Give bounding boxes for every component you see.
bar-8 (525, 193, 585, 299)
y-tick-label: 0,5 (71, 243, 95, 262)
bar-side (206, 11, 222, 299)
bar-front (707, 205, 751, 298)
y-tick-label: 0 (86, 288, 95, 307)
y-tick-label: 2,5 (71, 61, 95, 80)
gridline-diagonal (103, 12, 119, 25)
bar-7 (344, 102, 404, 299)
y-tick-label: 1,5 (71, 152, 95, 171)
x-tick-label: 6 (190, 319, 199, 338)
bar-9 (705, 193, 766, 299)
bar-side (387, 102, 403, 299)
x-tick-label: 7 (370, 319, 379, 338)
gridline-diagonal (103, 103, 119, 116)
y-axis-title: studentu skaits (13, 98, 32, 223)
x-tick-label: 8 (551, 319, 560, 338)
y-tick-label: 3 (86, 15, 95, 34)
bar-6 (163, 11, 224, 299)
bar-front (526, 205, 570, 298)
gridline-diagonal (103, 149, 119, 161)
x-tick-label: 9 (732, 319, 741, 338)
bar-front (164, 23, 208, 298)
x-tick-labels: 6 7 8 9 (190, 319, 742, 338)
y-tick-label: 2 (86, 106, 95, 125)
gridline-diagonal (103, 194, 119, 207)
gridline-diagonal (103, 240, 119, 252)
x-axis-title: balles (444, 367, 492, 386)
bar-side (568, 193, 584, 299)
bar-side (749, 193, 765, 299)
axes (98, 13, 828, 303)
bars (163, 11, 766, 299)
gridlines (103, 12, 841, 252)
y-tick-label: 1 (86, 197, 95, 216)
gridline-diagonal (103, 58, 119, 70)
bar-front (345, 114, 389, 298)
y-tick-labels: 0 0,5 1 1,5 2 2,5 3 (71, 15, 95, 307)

# [What you have to do]
Render every line of the data above as a Markdown table with the columns Row and Line, numbering the rows in order and skipping any blank lines.

# [Result of this task]
| Row | Line |
|---|---|
| 1 | Give bounding boxes for every component you see. |
| 2 | bar-8 (525, 193, 585, 299) |
| 3 | y-tick-label: 0,5 (71, 243, 95, 262) |
| 4 | bar-side (206, 11, 222, 299) |
| 5 | bar-front (707, 205, 751, 298) |
| 6 | y-tick-label: 0 (86, 288, 95, 307) |
| 7 | y-tick-label: 2,5 (71, 61, 95, 80) |
| 8 | gridline-diagonal (103, 12, 119, 25) |
| 9 | bar-7 (344, 102, 404, 299) |
| 10 | y-tick-label: 1,5 (71, 152, 95, 171) |
| 11 | x-tick-label: 6 (190, 319, 199, 338) |
| 12 | bar-9 (705, 193, 766, 299) |
| 13 | bar-side (387, 102, 403, 299) |
| 14 | x-tick-label: 7 (370, 319, 379, 338) |
| 15 | gridline-diagonal (103, 103, 119, 116) |
| 16 | y-axis-title: studentu skaits (13, 98, 32, 223) |
| 17 | x-tick-label: 8 (551, 319, 560, 338) |
| 18 | y-tick-label: 3 (86, 15, 95, 34) |
| 19 | bar-6 (163, 11, 224, 299) |
| 20 | bar-front (526, 205, 570, 298) |
| 21 | gridline-diagonal (103, 149, 119, 161) |
| 22 | x-tick-label: 9 (732, 319, 741, 338) |
| 23 | bar-front (164, 23, 208, 298) |
| 24 | x-tick-labels: 6 7 8 9 (190, 319, 742, 338) |
| 25 | y-tick-label: 2 (86, 106, 95, 125) |
| 26 | gridline-diagonal (103, 194, 119, 207) |
| 27 | gridline-diagonal (103, 240, 119, 252) |
| 28 | x-axis-title: balles (444, 367, 492, 386) |
| 29 | bar-side (568, 193, 584, 299) |
| 30 | bar-side (749, 193, 765, 299) |
| 31 | axes (98, 13, 828, 303) |
| 32 | bars (163, 11, 766, 299) |
| 33 | gridlines (103, 12, 841, 252) |
| 34 | y-tick-label: 1 (86, 197, 95, 216) |
| 35 | gridline-diagonal (103, 58, 119, 70) |
| 36 | bar-front (345, 114, 389, 298) |
| 37 | y-tick-labels: 0 0,5 1 1,5 2 2,5 3 (71, 15, 95, 307) |